[Dataset rows about figures]
------------------------------------------------------------

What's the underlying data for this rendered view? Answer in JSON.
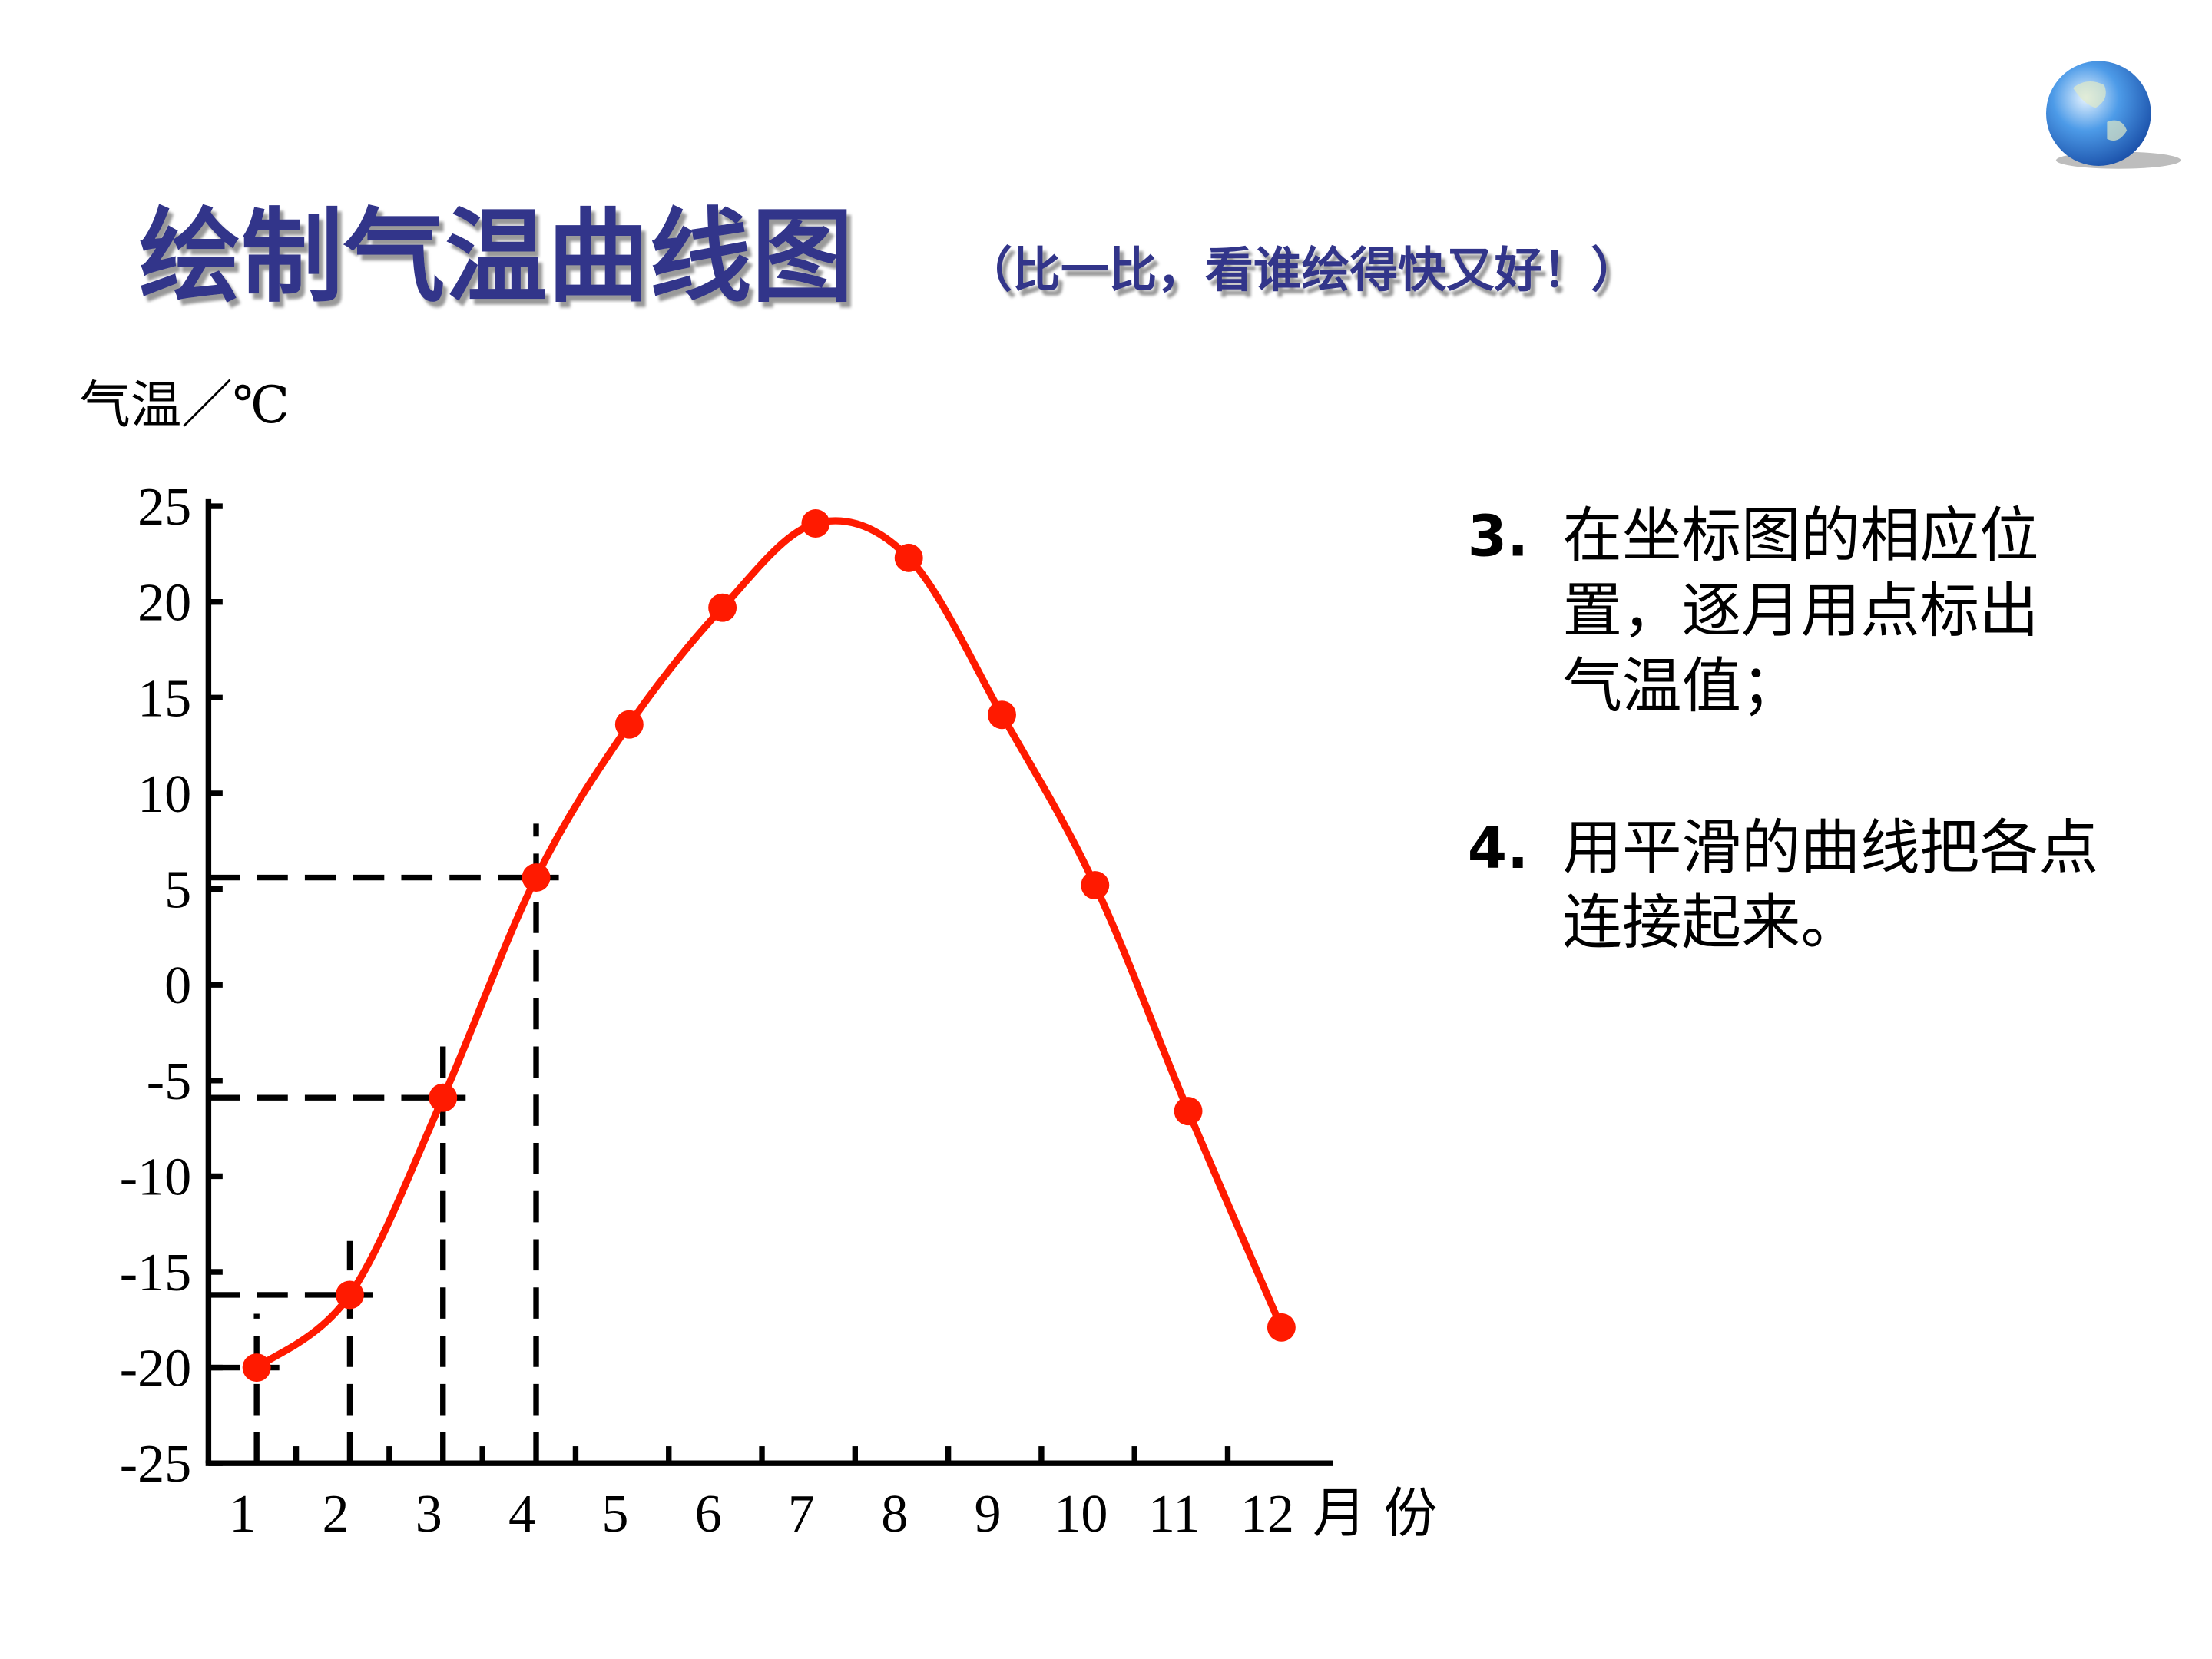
{
  "chart_data": {
    "type": "line",
    "title": "绘制气温曲线图",
    "subtitle": "（比一比，看谁绘得快又好！）",
    "y_label": "气温／℃",
    "x_label": "月份",
    "categories": [
      "1",
      "2",
      "3",
      "4",
      "5",
      "6",
      "7",
      "8",
      "9",
      "10",
      "11",
      "12"
    ],
    "values": [
      -20,
      -16.2,
      -5.9,
      5.6,
      13.6,
      19.7,
      24.1,
      22.3,
      14.1,
      5.2,
      -6.6,
      -17.9
    ],
    "color": "#ff1a00",
    "ylim": [
      -25,
      25
    ],
    "yticks": [
      -25,
      -20,
      -15,
      -10,
      -5,
      0,
      5,
      10,
      15,
      20,
      25
    ],
    "smooth": true
  },
  "notes": [
    {
      "label": "3.",
      "lines": [
        "在坐标图的相应位",
        "置，逐月用点标出",
        "气温值；"
      ]
    },
    {
      "label": "4.",
      "lines": [
        "用平滑的曲线把各点",
        "连接起来。"
      ]
    }
  ]
}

------------------------------------------------------------

**Task details**
Word for word, quote the lines above. Omit the pictures.

**Completed exercise**
What's the underlying data for this rendered view? Answer in JSON.
{
  "chart_data": {
    "type": "line",
    "title": "绘制气温曲线图",
    "subtitle": "（比一比，看谁绘得快又好！）",
    "y_label": "气温／℃",
    "x_label": "月份",
    "categories": [
      "1",
      "2",
      "3",
      "4",
      "5",
      "6",
      "7",
      "8",
      "9",
      "10",
      "11",
      "12"
    ],
    "values": [
      -20,
      -16.2,
      -5.9,
      5.6,
      13.6,
      19.7,
      24.1,
      22.3,
      14.1,
      5.2,
      -6.6,
      -17.9
    ],
    "color": "#ff1a00",
    "ylim": [
      -25,
      25
    ],
    "yticks": [
      -25,
      -20,
      -15,
      -10,
      -5,
      0,
      5,
      10,
      15,
      20,
      25
    ],
    "smooth": true
  },
  "notes": [
    {
      "label": "3.",
      "lines": [
        "在坐标图的相应位",
        "置，逐月用点标出",
        "气温值；"
      ]
    },
    {
      "label": "4.",
      "lines": [
        "用平滑的曲线把各点",
        "连接起来。"
      ]
    }
  ]
}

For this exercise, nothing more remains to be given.